[START OF Excerpted data]

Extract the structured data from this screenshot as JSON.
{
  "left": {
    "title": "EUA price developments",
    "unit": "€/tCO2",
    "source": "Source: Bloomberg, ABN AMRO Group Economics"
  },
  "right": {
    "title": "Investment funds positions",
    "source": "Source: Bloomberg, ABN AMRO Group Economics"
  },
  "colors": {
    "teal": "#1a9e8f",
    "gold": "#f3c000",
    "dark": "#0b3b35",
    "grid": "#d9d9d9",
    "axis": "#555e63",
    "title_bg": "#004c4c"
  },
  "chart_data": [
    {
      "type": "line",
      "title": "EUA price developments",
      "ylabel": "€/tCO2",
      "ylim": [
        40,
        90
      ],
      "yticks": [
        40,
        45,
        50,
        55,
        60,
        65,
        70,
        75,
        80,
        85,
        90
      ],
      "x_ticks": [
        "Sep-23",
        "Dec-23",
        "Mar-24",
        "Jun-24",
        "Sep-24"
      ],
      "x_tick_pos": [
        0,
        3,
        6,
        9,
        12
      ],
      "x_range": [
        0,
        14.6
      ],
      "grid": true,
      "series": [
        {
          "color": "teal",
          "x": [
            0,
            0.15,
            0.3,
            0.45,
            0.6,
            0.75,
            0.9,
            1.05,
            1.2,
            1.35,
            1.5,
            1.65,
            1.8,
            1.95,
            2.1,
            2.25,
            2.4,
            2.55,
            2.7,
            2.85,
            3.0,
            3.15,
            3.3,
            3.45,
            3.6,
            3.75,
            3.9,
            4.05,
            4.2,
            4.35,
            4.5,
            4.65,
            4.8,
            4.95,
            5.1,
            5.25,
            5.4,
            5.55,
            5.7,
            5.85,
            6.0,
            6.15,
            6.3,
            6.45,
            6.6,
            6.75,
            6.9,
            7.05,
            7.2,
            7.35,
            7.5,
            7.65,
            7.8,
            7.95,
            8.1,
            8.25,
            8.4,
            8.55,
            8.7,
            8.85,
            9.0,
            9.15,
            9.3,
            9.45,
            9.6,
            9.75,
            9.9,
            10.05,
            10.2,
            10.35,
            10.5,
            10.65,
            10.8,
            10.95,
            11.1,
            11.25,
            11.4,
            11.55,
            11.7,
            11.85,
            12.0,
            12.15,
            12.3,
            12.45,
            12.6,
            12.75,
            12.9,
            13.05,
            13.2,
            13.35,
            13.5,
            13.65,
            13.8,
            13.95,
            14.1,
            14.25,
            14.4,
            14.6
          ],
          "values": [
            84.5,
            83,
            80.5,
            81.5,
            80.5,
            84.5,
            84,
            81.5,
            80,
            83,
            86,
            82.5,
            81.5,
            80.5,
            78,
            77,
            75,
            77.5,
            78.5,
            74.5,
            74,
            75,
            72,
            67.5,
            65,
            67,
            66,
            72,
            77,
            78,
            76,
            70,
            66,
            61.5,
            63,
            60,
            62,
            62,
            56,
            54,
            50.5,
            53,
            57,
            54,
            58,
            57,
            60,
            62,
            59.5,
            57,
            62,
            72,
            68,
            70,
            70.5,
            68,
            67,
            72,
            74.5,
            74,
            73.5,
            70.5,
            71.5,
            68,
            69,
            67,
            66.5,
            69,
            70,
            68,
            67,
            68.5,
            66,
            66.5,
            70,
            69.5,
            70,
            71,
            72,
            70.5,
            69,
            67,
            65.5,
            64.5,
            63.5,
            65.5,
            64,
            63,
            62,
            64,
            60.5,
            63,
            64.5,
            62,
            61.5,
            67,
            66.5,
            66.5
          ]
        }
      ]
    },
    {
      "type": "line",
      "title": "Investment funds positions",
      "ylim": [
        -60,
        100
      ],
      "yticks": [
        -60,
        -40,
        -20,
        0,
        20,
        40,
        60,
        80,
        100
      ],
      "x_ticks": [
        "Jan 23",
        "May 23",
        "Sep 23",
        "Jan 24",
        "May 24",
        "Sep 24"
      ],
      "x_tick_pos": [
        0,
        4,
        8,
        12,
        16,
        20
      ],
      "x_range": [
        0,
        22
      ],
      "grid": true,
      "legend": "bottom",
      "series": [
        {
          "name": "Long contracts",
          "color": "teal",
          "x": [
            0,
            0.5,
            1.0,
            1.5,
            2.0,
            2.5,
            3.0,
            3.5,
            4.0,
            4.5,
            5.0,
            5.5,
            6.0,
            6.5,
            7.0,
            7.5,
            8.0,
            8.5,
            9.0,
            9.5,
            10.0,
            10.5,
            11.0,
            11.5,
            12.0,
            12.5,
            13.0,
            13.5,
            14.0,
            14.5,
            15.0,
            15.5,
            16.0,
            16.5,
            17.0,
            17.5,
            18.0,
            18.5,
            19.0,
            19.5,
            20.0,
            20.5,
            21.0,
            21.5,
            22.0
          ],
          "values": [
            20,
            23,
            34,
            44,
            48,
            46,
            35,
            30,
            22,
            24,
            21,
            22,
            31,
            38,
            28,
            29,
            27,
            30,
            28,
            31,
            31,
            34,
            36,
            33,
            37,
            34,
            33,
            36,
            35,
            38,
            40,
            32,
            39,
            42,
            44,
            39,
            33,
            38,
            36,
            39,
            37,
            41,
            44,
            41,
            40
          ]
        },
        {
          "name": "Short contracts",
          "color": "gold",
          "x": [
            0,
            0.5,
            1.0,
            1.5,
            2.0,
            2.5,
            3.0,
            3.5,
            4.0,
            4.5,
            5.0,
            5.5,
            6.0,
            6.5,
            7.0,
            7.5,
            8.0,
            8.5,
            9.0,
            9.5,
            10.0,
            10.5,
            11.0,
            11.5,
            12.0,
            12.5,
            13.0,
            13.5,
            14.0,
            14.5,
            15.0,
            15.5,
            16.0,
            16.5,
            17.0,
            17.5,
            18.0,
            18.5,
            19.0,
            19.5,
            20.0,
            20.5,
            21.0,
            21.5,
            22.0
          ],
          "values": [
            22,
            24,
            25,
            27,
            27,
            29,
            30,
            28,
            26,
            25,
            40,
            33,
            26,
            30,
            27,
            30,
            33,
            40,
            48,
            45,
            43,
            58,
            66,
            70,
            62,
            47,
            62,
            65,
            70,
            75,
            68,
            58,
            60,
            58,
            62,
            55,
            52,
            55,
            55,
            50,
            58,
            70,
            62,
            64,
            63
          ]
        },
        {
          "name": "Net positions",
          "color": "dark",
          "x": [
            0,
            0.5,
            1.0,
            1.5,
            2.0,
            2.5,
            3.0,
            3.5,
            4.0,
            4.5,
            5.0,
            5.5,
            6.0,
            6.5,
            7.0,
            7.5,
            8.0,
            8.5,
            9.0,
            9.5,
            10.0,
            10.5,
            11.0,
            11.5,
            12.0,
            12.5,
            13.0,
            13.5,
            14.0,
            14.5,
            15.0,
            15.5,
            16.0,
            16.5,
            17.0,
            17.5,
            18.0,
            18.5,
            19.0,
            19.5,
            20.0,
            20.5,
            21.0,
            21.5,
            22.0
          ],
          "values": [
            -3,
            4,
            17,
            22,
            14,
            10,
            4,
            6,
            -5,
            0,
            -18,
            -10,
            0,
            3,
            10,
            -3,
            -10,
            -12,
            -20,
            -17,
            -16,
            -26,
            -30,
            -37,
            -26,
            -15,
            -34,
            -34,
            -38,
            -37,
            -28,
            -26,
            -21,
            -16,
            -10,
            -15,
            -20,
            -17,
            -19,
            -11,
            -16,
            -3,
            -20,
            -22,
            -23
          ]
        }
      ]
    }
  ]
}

[END OF Excerpted data]

*Task prompt*:
Report how many lines in these entries contain "developments". Answer with the number only.

*Written solution*:
2